** Begin **

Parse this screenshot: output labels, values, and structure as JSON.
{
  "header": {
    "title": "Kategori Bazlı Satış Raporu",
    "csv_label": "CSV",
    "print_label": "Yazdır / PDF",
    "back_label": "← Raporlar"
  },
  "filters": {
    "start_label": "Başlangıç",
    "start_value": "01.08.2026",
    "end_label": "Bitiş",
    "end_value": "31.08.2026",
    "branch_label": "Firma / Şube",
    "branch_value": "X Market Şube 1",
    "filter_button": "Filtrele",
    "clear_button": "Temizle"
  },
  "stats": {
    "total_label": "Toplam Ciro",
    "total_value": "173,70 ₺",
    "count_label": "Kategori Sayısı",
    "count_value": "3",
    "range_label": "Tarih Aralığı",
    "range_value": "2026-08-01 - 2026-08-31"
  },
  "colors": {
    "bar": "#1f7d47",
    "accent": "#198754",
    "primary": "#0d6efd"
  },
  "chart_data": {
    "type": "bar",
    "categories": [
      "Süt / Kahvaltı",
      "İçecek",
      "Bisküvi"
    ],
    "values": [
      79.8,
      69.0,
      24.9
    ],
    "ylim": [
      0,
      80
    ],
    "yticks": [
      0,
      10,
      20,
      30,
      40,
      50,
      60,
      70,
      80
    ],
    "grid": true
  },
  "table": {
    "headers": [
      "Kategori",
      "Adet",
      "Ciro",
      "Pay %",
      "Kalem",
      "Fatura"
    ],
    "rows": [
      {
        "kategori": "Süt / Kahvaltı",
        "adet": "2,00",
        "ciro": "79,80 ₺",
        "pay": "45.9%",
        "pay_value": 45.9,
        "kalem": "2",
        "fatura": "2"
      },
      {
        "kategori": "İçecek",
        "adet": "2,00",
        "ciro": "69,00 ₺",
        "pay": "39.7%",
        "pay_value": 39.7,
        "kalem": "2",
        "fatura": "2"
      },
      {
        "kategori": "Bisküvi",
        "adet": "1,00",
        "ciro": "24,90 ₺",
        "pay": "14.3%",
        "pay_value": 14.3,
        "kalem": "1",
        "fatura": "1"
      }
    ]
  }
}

** End **

Repeat the data exactly. Leave nothing out.

> The solution:
Parse this screenshot: output labels, values, and structure as JSON.
{
  "header": {
    "title": "Kategori Bazlı Satış Raporu",
    "csv_label": "CSV",
    "print_label": "Yazdır / PDF",
    "back_label": "← Raporlar"
  },
  "filters": {
    "start_label": "Başlangıç",
    "start_value": "01.08.2026",
    "end_label": "Bitiş",
    "end_value": "31.08.2026",
    "branch_label": "Firma / Şube",
    "branch_value": "X Market Şube 1",
    "filter_button": "Filtrele",
    "clear_button": "Temizle"
  },
  "stats": {
    "total_label": "Toplam Ciro",
    "total_value": "173,70 ₺",
    "count_label": "Kategori Sayısı",
    "count_value": "3",
    "range_label": "Tarih Aralığı",
    "range_value": "2026-08-01 - 2026-08-31"
  },
  "colors": {
    "bar": "#1f7d47",
    "accent": "#198754",
    "primary": "#0d6efd"
  },
  "chart_data": {
    "type": "bar",
    "categories": [
      "Süt / Kahvaltı",
      "İçecek",
      "Bisküvi"
    ],
    "values": [
      79.8,
      69.0,
      24.9
    ],
    "ylim": [
      0,
      80
    ],
    "yticks": [
      0,
      10,
      20,
      30,
      40,
      50,
      60,
      70,
      80
    ],
    "grid": true
  },
  "table": {
    "headers": [
      "Kategori",
      "Adet",
      "Ciro",
      "Pay %",
      "Kalem",
      "Fatura"
    ],
    "rows": [
      {
        "kategori": "Süt / Kahvaltı",
        "adet": "2,00",
        "ciro": "79,80 ₺",
        "pay": "45.9%",
        "pay_value": 45.9,
        "kalem": "2",
        "fatura": "2"
      },
      {
        "kategori": "İçecek",
        "adet": "2,00",
        "ciro": "69,00 ₺",
        "pay": "39.7%",
        "pay_value": 39.7,
        "kalem": "2",
        "fatura": "2"
      },
      {
        "kategori": "Bisküvi",
        "adet": "1,00",
        "ciro": "24,90 ₺",
        "pay": "14.3%",
        "pay_value": 14.3,
        "kalem": "1",
        "fatura": "1"
      }
    ]
  }
}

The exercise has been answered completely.